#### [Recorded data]
>>>

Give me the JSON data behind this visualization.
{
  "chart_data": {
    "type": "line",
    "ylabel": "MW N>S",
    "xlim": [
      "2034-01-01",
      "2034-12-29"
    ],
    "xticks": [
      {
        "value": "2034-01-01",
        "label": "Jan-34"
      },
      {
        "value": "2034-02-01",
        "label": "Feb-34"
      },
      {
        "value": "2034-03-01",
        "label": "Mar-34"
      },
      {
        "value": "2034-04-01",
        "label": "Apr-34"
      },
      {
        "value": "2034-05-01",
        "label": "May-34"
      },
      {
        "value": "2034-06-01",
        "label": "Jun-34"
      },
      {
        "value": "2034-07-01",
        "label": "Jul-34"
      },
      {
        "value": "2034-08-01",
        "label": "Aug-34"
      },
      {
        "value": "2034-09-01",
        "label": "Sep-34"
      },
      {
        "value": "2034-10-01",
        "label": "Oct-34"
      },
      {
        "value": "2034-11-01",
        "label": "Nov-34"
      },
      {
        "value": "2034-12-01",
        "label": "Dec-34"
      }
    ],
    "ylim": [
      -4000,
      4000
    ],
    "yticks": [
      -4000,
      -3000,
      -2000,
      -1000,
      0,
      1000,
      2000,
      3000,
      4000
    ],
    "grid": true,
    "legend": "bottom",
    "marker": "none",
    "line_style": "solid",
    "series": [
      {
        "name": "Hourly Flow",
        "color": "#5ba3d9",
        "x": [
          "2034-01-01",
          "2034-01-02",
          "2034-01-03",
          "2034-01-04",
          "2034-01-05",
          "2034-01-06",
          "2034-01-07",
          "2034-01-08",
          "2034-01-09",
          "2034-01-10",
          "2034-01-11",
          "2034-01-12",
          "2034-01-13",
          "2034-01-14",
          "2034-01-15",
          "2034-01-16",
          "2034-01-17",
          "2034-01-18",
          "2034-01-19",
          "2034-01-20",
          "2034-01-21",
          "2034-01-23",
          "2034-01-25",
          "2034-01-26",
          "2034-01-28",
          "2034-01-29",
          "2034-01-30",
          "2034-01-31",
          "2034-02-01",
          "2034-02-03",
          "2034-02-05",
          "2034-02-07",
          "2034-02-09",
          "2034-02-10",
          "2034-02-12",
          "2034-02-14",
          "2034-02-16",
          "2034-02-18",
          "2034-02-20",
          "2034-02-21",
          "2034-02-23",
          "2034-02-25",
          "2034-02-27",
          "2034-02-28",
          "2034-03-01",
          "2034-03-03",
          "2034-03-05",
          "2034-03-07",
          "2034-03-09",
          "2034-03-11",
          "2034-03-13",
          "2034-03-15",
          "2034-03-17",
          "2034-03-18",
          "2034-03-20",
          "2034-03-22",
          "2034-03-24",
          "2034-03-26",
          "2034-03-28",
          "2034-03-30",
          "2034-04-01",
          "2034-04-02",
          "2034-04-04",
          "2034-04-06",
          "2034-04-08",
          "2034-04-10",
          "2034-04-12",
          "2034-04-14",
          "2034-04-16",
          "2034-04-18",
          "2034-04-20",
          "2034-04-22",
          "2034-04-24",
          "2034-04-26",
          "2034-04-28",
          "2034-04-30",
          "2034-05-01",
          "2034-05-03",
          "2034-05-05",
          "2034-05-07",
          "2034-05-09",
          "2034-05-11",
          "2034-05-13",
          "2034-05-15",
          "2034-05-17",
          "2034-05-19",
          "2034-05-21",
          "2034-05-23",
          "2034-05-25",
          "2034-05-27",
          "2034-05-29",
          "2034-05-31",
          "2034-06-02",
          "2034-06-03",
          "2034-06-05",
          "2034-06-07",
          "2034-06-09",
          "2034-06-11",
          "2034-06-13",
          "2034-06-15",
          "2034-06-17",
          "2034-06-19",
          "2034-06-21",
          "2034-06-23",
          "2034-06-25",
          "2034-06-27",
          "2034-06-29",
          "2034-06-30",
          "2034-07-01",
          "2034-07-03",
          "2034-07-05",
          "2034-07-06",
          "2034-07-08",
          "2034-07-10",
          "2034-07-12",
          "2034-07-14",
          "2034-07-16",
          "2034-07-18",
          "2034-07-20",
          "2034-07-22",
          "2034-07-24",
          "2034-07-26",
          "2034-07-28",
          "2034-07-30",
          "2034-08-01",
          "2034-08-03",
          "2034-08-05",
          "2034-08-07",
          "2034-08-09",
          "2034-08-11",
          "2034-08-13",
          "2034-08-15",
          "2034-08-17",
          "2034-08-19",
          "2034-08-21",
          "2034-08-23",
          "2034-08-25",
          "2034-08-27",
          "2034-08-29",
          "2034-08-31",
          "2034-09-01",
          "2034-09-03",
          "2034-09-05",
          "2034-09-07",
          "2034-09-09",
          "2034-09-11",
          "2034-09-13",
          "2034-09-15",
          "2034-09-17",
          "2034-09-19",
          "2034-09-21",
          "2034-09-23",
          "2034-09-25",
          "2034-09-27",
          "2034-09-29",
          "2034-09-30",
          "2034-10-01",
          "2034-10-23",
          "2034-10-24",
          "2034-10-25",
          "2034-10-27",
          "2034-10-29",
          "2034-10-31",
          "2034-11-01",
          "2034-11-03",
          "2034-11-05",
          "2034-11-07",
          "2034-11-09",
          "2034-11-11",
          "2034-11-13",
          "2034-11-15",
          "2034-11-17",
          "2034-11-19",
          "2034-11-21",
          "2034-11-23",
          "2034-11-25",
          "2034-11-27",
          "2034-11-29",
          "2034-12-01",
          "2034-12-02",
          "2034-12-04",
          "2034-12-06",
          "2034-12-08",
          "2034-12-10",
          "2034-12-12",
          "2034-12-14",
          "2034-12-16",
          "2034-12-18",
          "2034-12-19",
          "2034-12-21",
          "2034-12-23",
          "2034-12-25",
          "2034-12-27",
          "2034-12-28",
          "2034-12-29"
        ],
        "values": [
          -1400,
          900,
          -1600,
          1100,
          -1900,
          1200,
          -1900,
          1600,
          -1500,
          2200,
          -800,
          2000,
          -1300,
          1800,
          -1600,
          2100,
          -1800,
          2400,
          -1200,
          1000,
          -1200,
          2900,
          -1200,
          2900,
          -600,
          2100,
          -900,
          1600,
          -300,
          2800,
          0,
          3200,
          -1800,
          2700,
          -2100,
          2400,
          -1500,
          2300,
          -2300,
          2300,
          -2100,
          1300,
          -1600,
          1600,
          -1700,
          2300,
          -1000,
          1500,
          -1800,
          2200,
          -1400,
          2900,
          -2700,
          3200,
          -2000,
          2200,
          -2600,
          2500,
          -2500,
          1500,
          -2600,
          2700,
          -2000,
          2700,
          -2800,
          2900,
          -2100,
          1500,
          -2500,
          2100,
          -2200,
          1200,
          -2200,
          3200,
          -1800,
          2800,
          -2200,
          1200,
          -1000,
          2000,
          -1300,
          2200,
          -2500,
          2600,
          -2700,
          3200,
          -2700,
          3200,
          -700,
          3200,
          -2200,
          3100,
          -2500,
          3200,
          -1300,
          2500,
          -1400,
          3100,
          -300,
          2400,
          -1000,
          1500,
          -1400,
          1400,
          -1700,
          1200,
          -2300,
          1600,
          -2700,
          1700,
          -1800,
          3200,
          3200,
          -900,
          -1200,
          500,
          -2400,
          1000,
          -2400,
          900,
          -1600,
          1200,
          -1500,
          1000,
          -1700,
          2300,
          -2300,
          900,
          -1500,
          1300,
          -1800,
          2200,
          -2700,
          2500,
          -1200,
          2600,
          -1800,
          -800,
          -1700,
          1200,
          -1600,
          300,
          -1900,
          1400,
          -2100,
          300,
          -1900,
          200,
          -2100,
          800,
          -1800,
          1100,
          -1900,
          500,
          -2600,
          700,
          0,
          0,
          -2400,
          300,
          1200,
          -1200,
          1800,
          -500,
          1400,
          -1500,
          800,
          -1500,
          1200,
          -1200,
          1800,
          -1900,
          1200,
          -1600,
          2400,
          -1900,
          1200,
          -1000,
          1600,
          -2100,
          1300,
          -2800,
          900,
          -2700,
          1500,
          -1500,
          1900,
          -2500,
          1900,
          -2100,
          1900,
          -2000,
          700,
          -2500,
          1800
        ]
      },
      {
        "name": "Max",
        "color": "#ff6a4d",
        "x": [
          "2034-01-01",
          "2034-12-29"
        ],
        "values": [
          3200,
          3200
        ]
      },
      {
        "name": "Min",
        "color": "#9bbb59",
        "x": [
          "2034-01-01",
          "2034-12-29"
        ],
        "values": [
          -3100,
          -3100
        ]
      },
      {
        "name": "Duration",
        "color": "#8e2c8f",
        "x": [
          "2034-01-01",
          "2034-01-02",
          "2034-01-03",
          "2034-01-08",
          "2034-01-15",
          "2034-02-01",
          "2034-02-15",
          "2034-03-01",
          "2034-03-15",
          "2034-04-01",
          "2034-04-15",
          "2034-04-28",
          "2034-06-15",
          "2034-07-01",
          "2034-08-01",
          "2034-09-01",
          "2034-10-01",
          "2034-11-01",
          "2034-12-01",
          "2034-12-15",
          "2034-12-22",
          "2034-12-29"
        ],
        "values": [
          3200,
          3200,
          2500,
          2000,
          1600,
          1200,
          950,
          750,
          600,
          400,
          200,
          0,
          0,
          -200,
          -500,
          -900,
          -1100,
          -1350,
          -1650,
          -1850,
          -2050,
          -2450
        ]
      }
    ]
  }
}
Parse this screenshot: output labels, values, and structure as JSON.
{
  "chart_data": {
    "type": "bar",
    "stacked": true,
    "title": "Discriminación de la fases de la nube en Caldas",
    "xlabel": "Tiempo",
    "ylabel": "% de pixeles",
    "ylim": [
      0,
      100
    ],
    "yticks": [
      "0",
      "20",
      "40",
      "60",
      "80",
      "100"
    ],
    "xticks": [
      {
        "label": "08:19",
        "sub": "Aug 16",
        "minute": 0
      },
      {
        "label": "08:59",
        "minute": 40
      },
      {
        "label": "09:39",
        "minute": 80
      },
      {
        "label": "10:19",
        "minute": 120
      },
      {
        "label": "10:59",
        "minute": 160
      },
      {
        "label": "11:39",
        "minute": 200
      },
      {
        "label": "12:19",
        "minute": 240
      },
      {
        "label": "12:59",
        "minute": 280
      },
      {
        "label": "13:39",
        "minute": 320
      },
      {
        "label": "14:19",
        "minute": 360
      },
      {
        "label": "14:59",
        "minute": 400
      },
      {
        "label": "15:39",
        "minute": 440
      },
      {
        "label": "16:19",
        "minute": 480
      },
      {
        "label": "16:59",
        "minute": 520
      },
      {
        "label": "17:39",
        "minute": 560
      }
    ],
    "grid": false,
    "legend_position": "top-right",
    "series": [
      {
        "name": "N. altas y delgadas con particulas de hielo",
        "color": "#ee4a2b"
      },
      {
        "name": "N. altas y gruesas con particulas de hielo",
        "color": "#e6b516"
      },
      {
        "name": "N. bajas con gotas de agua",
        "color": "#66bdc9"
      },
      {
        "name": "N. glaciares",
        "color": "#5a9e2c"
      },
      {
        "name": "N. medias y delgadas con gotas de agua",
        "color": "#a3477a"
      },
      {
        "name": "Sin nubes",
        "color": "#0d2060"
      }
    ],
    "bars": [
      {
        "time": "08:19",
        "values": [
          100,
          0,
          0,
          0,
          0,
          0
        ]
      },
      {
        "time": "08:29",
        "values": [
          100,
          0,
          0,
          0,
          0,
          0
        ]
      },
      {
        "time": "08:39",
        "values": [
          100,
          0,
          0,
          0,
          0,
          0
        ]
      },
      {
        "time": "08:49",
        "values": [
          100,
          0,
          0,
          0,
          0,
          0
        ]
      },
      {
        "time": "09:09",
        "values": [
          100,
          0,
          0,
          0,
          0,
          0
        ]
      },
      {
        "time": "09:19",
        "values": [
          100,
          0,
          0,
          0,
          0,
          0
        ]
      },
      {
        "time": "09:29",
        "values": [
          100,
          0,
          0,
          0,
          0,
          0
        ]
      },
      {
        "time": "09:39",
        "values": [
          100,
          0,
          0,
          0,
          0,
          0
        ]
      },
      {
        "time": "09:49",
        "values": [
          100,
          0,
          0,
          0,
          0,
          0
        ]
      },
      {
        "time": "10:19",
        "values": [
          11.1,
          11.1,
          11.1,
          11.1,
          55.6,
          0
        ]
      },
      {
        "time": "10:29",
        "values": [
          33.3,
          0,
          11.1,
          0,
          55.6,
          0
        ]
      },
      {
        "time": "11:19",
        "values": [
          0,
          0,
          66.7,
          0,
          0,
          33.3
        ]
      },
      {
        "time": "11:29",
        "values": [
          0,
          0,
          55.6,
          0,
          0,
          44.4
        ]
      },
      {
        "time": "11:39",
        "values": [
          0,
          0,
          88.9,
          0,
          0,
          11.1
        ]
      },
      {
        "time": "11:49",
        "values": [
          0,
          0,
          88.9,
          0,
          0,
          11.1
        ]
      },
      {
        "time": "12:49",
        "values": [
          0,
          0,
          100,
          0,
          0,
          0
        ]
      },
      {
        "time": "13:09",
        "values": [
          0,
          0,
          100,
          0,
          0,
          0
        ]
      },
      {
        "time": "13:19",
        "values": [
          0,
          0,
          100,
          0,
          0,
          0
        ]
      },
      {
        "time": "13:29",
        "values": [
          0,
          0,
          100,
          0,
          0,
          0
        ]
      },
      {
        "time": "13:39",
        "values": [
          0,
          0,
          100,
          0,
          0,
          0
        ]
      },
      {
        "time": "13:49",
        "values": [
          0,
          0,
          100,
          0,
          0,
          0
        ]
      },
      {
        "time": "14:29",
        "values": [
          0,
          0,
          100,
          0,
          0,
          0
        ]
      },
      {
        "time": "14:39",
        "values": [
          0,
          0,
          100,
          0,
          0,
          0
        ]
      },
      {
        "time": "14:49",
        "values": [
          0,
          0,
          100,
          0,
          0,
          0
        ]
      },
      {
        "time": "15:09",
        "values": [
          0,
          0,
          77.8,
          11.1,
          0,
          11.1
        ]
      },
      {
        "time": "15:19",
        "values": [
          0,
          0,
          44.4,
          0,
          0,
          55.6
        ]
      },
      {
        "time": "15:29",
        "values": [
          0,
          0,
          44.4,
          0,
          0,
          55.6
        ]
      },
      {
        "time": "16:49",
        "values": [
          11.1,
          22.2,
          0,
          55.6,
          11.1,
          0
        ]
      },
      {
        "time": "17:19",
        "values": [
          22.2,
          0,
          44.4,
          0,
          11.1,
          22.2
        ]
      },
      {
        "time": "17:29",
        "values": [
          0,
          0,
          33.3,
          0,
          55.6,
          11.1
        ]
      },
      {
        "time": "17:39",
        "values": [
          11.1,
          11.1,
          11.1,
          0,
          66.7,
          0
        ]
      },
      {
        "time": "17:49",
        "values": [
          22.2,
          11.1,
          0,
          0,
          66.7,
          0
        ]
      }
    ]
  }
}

<<<

#### [SET EXERCISE]
State how many lines include the string "agua", and nothing more.

#### [RESPONSE FOR THIS EXERCISE]
2